Instructions for the task: Check each line of the listing, and copy it if it contains the word "ylabel".

Rows:
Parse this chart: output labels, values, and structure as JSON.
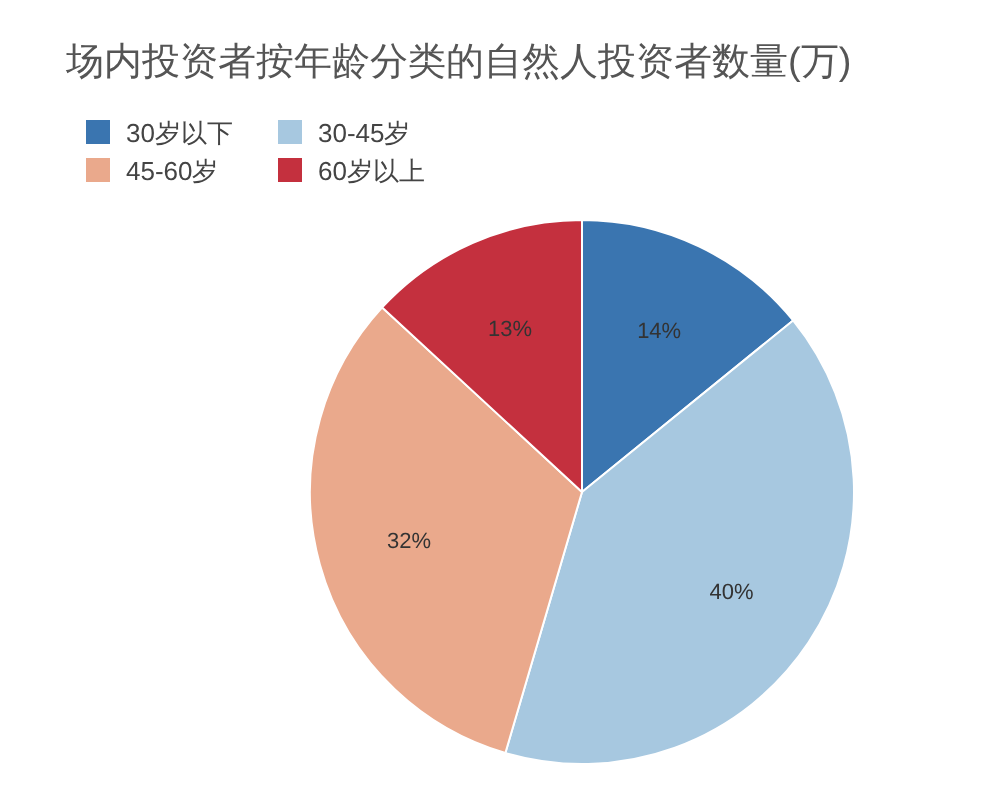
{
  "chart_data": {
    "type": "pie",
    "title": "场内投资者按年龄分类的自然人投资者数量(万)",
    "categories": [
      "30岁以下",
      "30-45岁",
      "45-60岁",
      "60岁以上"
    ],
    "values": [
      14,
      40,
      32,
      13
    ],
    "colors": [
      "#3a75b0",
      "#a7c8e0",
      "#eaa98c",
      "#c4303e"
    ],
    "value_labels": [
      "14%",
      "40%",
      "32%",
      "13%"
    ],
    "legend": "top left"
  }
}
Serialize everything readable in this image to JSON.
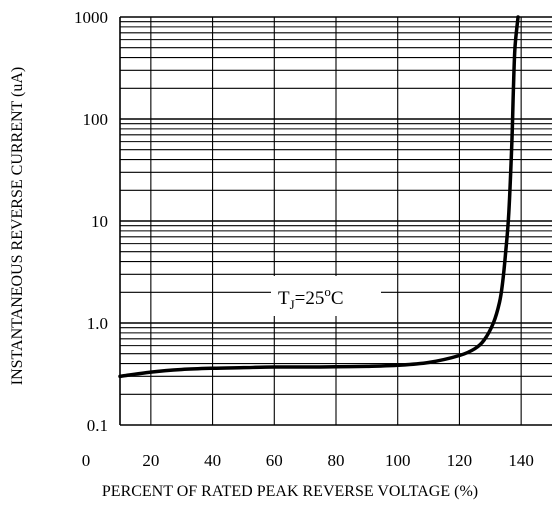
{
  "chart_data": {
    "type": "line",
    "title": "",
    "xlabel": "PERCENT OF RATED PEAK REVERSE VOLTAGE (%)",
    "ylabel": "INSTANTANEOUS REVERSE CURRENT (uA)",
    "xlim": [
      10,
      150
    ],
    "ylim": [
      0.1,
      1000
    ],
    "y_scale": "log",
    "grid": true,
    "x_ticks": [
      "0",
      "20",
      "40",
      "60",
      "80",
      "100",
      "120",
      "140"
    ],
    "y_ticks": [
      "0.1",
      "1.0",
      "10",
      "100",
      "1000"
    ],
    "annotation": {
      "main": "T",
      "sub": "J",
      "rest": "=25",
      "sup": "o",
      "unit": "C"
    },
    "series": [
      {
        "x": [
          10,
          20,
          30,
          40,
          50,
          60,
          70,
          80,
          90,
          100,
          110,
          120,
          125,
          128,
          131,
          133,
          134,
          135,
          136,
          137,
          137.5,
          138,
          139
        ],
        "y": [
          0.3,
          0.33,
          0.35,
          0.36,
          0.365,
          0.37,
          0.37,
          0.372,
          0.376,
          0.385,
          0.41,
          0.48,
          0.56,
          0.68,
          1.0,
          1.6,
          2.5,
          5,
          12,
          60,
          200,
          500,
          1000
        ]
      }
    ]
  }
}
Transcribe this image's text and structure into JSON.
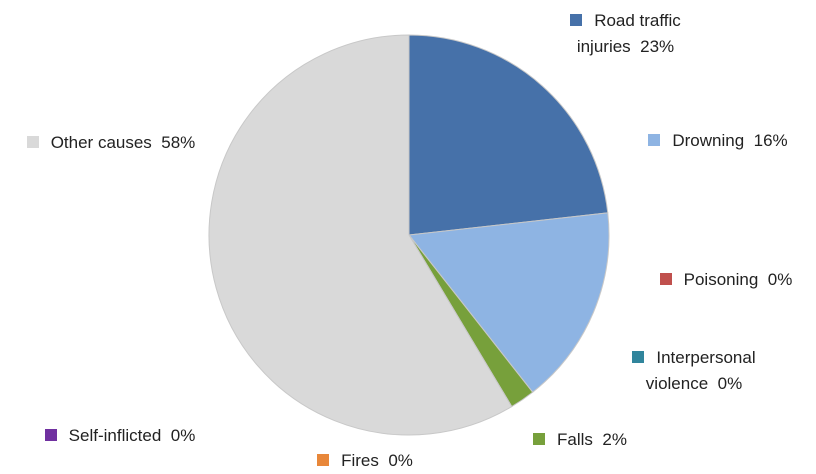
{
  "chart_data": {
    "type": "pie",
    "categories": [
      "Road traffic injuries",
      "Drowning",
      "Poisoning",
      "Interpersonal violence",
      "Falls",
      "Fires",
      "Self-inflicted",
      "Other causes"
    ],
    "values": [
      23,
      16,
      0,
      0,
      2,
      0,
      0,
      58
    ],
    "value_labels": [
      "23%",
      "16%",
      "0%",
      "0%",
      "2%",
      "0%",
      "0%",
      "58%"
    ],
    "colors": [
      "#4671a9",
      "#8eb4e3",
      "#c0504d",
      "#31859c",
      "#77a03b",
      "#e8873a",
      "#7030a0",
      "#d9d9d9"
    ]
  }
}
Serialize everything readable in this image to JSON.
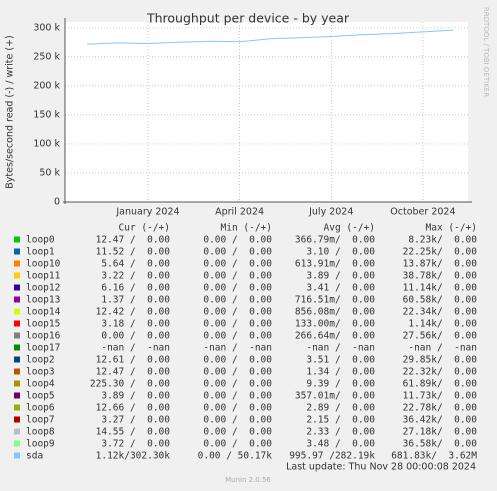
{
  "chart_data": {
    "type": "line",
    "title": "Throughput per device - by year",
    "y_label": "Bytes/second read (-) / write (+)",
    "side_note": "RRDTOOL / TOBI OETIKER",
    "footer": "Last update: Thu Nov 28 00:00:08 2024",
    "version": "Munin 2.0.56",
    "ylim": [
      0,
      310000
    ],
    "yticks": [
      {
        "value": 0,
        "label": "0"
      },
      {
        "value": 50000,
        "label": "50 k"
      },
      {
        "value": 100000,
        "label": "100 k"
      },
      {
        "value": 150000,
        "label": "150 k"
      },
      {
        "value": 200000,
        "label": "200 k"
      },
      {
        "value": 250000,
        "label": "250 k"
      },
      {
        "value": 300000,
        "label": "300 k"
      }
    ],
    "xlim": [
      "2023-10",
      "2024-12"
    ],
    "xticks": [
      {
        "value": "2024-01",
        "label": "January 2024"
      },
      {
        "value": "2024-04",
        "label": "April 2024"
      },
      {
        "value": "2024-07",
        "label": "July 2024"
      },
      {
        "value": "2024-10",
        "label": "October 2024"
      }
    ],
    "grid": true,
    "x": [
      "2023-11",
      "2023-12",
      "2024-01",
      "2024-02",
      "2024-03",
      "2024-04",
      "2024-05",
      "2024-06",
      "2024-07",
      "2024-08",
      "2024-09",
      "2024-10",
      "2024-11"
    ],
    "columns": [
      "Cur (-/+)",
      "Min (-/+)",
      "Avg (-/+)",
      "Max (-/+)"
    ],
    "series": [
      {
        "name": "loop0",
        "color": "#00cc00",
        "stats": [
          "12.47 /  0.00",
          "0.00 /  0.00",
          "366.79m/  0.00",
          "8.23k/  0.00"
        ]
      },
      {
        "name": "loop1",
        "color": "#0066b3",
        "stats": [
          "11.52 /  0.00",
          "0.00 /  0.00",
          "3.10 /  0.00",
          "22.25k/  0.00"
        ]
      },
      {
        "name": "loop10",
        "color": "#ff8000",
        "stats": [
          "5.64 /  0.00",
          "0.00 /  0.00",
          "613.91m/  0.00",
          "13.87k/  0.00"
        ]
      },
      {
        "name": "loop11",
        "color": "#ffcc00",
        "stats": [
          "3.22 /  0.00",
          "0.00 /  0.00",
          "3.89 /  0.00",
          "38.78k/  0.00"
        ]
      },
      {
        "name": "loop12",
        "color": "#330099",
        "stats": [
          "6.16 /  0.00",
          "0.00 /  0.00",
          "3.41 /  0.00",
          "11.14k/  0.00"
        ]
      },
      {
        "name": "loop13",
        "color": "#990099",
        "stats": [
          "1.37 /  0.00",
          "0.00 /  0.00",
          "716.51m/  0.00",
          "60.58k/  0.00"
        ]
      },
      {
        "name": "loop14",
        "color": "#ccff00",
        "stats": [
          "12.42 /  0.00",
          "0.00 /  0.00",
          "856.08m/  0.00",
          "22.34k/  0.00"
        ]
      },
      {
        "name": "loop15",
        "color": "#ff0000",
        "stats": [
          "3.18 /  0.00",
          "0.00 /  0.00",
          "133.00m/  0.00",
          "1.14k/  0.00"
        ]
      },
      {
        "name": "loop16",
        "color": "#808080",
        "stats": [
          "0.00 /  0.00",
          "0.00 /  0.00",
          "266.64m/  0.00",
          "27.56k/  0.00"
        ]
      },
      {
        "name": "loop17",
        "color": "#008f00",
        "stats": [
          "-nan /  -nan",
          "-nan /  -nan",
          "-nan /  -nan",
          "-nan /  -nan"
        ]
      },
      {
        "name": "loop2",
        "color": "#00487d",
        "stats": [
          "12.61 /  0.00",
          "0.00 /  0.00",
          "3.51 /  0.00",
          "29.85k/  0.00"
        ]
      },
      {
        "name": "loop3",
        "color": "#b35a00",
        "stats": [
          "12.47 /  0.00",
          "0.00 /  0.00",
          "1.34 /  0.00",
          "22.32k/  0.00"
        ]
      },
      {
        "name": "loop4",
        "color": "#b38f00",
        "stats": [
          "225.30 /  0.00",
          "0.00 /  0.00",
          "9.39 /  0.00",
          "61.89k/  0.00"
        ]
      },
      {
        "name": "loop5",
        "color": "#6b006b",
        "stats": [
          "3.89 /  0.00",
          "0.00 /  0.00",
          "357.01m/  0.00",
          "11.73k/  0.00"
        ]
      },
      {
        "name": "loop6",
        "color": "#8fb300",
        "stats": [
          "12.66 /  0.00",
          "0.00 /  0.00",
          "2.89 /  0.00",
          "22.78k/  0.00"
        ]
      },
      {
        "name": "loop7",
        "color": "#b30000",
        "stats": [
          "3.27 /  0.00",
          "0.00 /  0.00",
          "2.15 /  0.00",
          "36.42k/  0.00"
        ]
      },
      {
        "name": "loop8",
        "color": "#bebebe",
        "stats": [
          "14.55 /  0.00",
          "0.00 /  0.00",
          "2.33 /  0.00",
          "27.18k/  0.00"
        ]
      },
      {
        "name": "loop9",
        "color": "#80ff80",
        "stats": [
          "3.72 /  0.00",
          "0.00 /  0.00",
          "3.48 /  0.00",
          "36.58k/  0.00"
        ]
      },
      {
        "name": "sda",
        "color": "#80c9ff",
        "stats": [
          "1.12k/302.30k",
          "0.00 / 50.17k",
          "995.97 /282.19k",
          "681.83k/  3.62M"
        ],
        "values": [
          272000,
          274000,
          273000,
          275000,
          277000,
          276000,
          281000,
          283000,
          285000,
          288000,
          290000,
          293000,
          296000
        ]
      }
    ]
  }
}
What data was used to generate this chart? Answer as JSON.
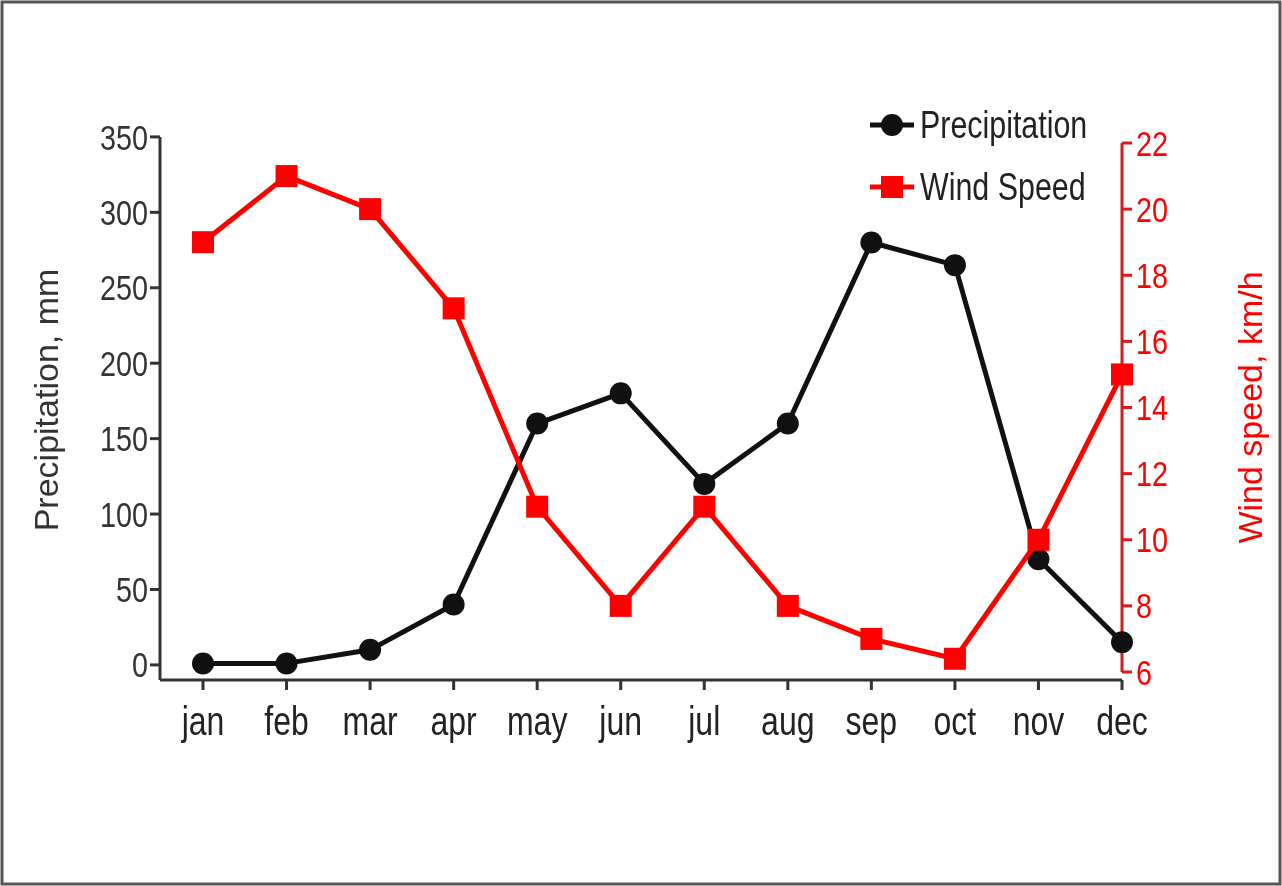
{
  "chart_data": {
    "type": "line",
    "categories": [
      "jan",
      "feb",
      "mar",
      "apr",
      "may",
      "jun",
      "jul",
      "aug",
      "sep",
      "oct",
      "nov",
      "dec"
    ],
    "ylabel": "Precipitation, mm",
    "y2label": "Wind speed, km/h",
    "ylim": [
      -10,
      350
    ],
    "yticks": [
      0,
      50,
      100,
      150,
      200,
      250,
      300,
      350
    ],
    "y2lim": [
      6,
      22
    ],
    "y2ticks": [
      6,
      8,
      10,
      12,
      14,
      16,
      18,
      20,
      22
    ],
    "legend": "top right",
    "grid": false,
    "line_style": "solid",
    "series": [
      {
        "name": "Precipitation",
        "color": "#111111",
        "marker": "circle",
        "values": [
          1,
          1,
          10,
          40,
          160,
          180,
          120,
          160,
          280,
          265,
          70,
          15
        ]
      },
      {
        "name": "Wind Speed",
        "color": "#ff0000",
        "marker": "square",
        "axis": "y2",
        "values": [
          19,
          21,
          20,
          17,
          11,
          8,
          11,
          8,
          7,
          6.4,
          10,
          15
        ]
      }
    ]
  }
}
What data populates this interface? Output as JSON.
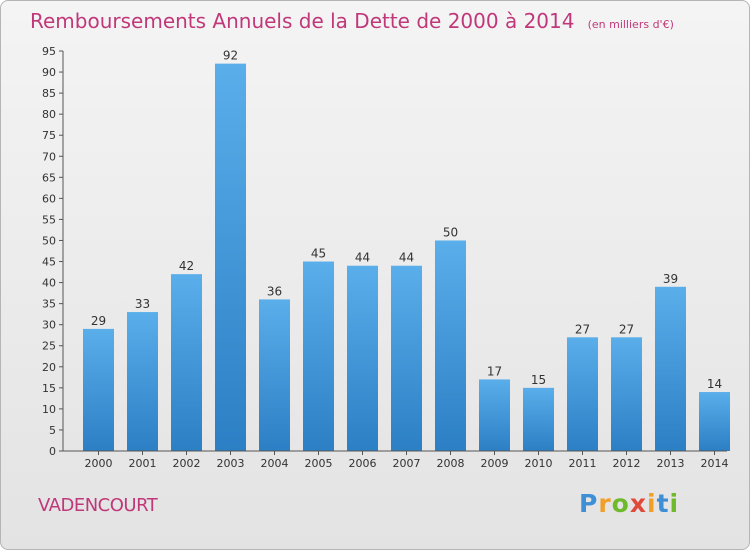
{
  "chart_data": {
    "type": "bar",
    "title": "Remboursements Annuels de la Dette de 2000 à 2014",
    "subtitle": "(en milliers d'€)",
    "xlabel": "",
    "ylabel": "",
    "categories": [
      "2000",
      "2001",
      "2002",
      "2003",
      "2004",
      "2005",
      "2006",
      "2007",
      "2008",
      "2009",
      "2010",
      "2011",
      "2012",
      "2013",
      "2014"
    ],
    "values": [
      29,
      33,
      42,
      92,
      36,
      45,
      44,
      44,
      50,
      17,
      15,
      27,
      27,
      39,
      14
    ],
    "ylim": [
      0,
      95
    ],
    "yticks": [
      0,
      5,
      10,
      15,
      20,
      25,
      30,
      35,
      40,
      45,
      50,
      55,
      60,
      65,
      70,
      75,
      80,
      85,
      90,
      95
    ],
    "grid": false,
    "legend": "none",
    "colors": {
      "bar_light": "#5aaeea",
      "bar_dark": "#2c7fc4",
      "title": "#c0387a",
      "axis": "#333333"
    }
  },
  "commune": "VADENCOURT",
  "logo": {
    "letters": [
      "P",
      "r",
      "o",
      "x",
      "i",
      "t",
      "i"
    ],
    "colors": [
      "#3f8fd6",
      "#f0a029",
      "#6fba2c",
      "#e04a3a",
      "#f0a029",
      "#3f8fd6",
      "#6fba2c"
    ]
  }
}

Solution to the problem:
    "ylabel": "INSTANTANEOUS REVERSE CURRENT (uA)",
    "ylabel": "Precipitation, mm",
    "ylabel": "",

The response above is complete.